Task goal —
Only a number is required: how many lines of the material contain the word "title"?

____

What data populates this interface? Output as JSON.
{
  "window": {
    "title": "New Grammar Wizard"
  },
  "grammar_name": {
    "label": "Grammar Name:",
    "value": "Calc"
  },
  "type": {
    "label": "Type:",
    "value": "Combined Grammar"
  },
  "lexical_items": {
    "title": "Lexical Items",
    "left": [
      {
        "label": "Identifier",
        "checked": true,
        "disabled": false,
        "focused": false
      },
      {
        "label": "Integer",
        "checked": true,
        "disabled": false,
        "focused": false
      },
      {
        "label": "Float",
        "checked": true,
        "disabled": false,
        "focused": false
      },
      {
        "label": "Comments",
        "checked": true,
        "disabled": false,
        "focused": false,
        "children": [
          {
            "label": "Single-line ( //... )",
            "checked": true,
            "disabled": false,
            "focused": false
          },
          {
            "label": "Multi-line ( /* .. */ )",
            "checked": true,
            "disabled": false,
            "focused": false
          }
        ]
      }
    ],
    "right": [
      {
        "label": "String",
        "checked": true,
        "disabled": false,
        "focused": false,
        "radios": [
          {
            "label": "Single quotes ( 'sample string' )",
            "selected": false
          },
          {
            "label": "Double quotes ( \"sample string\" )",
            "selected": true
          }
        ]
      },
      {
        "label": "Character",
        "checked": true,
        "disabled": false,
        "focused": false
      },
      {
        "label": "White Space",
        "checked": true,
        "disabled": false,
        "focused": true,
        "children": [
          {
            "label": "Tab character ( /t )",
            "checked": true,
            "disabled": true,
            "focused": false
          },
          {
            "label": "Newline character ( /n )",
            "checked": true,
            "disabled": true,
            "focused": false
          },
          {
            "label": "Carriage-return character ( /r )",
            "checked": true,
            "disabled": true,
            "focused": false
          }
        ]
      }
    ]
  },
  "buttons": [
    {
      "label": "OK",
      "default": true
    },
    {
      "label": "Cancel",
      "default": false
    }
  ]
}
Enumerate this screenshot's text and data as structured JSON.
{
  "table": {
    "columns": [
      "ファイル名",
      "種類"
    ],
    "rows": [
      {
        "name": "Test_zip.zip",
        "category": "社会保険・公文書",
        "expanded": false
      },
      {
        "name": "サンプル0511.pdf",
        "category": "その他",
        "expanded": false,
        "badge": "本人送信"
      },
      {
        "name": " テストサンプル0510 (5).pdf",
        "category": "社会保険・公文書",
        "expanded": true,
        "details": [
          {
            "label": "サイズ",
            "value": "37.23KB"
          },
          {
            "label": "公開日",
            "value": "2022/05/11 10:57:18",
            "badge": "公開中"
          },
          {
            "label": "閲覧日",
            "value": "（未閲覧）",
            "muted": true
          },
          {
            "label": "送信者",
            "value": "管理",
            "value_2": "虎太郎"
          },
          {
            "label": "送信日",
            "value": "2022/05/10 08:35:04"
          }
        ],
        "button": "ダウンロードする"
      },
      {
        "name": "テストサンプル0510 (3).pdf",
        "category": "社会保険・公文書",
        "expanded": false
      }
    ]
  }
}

____

Full output —
2